───── Rows
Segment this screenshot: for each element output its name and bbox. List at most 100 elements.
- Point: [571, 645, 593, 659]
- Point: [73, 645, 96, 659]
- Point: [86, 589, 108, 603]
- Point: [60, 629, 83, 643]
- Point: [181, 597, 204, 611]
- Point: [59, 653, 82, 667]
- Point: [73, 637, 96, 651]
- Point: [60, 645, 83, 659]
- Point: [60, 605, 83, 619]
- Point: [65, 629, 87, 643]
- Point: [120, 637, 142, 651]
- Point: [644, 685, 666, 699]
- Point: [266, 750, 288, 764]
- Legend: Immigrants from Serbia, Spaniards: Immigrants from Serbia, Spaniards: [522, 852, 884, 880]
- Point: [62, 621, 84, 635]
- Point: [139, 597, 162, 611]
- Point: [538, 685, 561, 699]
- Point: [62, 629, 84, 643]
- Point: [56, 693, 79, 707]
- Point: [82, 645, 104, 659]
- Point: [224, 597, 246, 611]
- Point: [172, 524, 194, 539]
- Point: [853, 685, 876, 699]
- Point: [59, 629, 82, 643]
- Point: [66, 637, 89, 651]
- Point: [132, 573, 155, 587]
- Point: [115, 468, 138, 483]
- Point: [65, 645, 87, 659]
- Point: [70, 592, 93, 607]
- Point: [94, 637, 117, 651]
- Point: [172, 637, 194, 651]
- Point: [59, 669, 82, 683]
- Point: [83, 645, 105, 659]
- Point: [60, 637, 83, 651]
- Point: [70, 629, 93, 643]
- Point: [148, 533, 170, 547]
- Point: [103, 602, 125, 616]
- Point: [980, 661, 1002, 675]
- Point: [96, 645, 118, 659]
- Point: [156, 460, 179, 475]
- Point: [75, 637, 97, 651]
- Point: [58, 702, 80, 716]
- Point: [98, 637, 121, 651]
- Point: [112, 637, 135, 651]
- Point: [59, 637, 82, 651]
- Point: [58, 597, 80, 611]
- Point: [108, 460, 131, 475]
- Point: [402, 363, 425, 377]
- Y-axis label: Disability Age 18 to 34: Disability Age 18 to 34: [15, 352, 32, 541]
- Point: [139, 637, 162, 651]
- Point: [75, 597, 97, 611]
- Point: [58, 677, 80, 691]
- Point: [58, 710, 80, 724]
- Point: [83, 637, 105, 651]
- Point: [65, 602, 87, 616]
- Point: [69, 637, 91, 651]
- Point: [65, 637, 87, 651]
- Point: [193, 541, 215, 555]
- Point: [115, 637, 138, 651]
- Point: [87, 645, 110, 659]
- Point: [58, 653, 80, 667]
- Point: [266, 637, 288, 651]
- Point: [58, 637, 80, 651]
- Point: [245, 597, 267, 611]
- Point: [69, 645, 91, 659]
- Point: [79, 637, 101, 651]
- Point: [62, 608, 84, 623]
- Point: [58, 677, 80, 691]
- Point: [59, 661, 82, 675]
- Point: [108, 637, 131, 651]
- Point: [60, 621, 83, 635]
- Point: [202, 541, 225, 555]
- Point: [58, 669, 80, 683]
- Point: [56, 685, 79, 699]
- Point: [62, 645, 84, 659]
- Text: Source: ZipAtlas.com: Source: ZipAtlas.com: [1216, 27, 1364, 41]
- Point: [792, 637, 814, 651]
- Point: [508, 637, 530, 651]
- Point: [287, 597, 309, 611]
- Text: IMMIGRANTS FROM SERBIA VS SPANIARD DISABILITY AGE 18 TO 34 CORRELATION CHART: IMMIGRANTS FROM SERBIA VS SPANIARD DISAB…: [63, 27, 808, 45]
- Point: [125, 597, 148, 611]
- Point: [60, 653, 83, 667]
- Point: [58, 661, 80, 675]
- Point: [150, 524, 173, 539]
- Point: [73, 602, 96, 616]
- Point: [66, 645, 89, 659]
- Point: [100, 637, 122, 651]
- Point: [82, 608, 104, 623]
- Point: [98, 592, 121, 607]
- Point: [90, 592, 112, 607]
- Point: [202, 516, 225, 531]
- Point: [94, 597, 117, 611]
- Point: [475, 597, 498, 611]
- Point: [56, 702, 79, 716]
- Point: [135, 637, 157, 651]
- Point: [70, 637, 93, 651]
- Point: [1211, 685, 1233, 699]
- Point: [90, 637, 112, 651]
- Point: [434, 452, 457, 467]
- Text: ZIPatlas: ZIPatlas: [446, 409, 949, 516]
──────────
Short task
Transcribe every line of the listing above verbatim.

Final answer
Segment this screenshot: for each element output its name and bbox. List at most 100 elements.
- Point: [571, 645, 593, 659]
- Point: [73, 645, 96, 659]
- Point: [86, 589, 108, 603]
- Point: [60, 629, 83, 643]
- Point: [181, 597, 204, 611]
- Point: [59, 653, 82, 667]
- Point: [73, 637, 96, 651]
- Point: [60, 645, 83, 659]
- Point: [60, 605, 83, 619]
- Point: [65, 629, 87, 643]
- Point: [120, 637, 142, 651]
- Point: [644, 685, 666, 699]
- Point: [266, 750, 288, 764]
- Legend: Immigrants from Serbia, Spaniards: Immigrants from Serbia, Spaniards: [522, 852, 884, 880]
- Point: [62, 621, 84, 635]
- Point: [139, 597, 162, 611]
- Point: [538, 685, 561, 699]
- Point: [62, 629, 84, 643]
- Point: [56, 693, 79, 707]
- Point: [82, 645, 104, 659]
- Point: [224, 597, 246, 611]
- Point: [172, 524, 194, 539]
- Point: [853, 685, 876, 699]
- Point: [59, 629, 82, 643]
- Point: [66, 637, 89, 651]
- Point: [132, 573, 155, 587]
- Point: [115, 468, 138, 483]
- Point: [65, 645, 87, 659]
- Point: [70, 592, 93, 607]
- Point: [94, 637, 117, 651]
- Point: [172, 637, 194, 651]
- Point: [59, 669, 82, 683]
- Point: [83, 645, 105, 659]
- Point: [60, 637, 83, 651]
- Point: [70, 629, 93, 643]
- Point: [148, 533, 170, 547]
- Point: [103, 602, 125, 616]
- Point: [980, 661, 1002, 675]
- Point: [96, 645, 118, 659]
- Point: [156, 460, 179, 475]
- Point: [75, 637, 97, 651]
- Point: [58, 702, 80, 716]
- Point: [98, 637, 121, 651]
- Point: [112, 637, 135, 651]
- Point: [59, 637, 82, 651]
- Point: [58, 597, 80, 611]
- Point: [108, 460, 131, 475]
- Point: [402, 363, 425, 377]
- Y-axis label: Disability Age 18 to 34: Disability Age 18 to 34: [15, 352, 32, 541]
- Point: [139, 637, 162, 651]
- Point: [75, 597, 97, 611]
- Point: [58, 677, 80, 691]
- Point: [58, 710, 80, 724]
- Point: [83, 637, 105, 651]
- Point: [65, 602, 87, 616]
- Point: [69, 637, 91, 651]
- Point: [65, 637, 87, 651]
- Point: [193, 541, 215, 555]
- Point: [115, 637, 138, 651]
- Point: [87, 645, 110, 659]
- Point: [58, 653, 80, 667]
- Point: [266, 637, 288, 651]
- Point: [58, 637, 80, 651]
- Point: [245, 597, 267, 611]
- Point: [69, 645, 91, 659]
- Point: [79, 637, 101, 651]
- Point: [62, 608, 84, 623]
- Point: [58, 677, 80, 691]
- Point: [59, 661, 82, 675]
- Point: [108, 637, 131, 651]
- Point: [60, 621, 83, 635]
- Point: [202, 541, 225, 555]
- Point: [58, 669, 80, 683]
- Point: [56, 685, 79, 699]
- Point: [62, 645, 84, 659]
- Text: Source: ZipAtlas.com: Source: ZipAtlas.com: [1216, 27, 1364, 41]
- Point: [792, 637, 814, 651]
- Point: [508, 637, 530, 651]
- Point: [287, 597, 309, 611]
- Text: IMMIGRANTS FROM SERBIA VS SPANIARD DISABILITY AGE 18 TO 34 CORRELATION CHART: IMMIGRANTS FROM SERBIA VS SPANIARD DISAB…: [63, 27, 808, 45]
- Point: [125, 597, 148, 611]
- Point: [60, 653, 83, 667]
- Point: [58, 661, 80, 675]
- Point: [150, 524, 173, 539]
- Point: [73, 602, 96, 616]
- Point: [66, 645, 89, 659]
- Point: [100, 637, 122, 651]
- Point: [82, 608, 104, 623]
- Point: [98, 592, 121, 607]
- Point: [90, 592, 112, 607]
- Point: [202, 516, 225, 531]
- Point: [94, 597, 117, 611]
- Point: [475, 597, 498, 611]
- Point: [56, 702, 79, 716]
- Point: [135, 637, 157, 651]
- Point: [70, 637, 93, 651]
- Point: [1211, 685, 1233, 699]
- Point: [90, 637, 112, 651]
- Point: [434, 452, 457, 467]
- Text: ZIPatlas: ZIPatlas: [446, 409, 949, 516]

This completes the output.